[Records that describe figures]
□ □ □ □ □

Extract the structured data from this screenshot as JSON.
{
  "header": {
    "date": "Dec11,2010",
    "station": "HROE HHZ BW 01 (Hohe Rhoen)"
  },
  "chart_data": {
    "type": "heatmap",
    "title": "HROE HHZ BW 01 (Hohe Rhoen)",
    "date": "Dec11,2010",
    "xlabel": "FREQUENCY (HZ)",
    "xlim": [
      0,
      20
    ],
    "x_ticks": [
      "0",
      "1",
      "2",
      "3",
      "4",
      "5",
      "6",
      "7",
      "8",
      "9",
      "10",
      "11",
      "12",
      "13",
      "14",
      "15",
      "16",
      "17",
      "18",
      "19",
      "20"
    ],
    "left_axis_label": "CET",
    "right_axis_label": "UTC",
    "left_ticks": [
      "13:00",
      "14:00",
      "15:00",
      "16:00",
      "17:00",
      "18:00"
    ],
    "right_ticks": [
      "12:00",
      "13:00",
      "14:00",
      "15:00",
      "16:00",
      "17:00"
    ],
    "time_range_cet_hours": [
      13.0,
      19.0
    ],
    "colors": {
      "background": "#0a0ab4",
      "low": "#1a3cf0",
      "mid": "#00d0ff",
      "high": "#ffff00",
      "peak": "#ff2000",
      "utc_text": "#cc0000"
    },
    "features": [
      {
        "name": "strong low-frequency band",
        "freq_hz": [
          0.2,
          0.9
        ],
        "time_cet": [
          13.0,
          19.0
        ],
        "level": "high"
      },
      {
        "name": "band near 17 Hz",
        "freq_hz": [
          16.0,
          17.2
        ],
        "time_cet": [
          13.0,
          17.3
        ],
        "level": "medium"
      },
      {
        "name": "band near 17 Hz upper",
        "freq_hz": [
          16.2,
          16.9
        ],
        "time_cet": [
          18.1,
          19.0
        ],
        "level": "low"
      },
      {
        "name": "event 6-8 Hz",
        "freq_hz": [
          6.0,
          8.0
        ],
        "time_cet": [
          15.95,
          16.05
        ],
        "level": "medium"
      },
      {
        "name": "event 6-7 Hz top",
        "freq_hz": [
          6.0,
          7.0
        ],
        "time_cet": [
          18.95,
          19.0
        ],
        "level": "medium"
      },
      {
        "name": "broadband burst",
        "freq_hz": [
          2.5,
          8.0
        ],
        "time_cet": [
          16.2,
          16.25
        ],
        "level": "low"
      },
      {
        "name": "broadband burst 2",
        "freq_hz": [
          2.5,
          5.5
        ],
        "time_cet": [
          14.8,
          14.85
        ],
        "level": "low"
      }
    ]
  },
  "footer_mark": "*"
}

□ □ □ □ □

PROBLEM:
Reproduce the entries above in full by retyping them exactly.

THE ANSWER:
Extract the structured data from this screenshot as JSON.
{
  "header": {
    "date": "Dec11,2010",
    "station": "HROE HHZ BW 01 (Hohe Rhoen)"
  },
  "chart_data": {
    "type": "heatmap",
    "title": "HROE HHZ BW 01 (Hohe Rhoen)",
    "date": "Dec11,2010",
    "xlabel": "FREQUENCY (HZ)",
    "xlim": [
      0,
      20
    ],
    "x_ticks": [
      "0",
      "1",
      "2",
      "3",
      "4",
      "5",
      "6",
      "7",
      "8",
      "9",
      "10",
      "11",
      "12",
      "13",
      "14",
      "15",
      "16",
      "17",
      "18",
      "19",
      "20"
    ],
    "left_axis_label": "CET",
    "right_axis_label": "UTC",
    "left_ticks": [
      "13:00",
      "14:00",
      "15:00",
      "16:00",
      "17:00",
      "18:00"
    ],
    "right_ticks": [
      "12:00",
      "13:00",
      "14:00",
      "15:00",
      "16:00",
      "17:00"
    ],
    "time_range_cet_hours": [
      13.0,
      19.0
    ],
    "colors": {
      "background": "#0a0ab4",
      "low": "#1a3cf0",
      "mid": "#00d0ff",
      "high": "#ffff00",
      "peak": "#ff2000",
      "utc_text": "#cc0000"
    },
    "features": [
      {
        "name": "strong low-frequency band",
        "freq_hz": [
          0.2,
          0.9
        ],
        "time_cet": [
          13.0,
          19.0
        ],
        "level": "high"
      },
      {
        "name": "band near 17 Hz",
        "freq_hz": [
          16.0,
          17.2
        ],
        "time_cet": [
          13.0,
          17.3
        ],
        "level": "medium"
      },
      {
        "name": "band near 17 Hz upper",
        "freq_hz": [
          16.2,
          16.9
        ],
        "time_cet": [
          18.1,
          19.0
        ],
        "level": "low"
      },
      {
        "name": "event 6-8 Hz",
        "freq_hz": [
          6.0,
          8.0
        ],
        "time_cet": [
          15.95,
          16.05
        ],
        "level": "medium"
      },
      {
        "name": "event 6-7 Hz top",
        "freq_hz": [
          6.0,
          7.0
        ],
        "time_cet": [
          18.95,
          19.0
        ],
        "level": "medium"
      },
      {
        "name": "broadband burst",
        "freq_hz": [
          2.5,
          8.0
        ],
        "time_cet": [
          16.2,
          16.25
        ],
        "level": "low"
      },
      {
        "name": "broadband burst 2",
        "freq_hz": [
          2.5,
          5.5
        ],
        "time_cet": [
          14.8,
          14.85
        ],
        "level": "low"
      }
    ]
  },
  "footer_mark": "*"
}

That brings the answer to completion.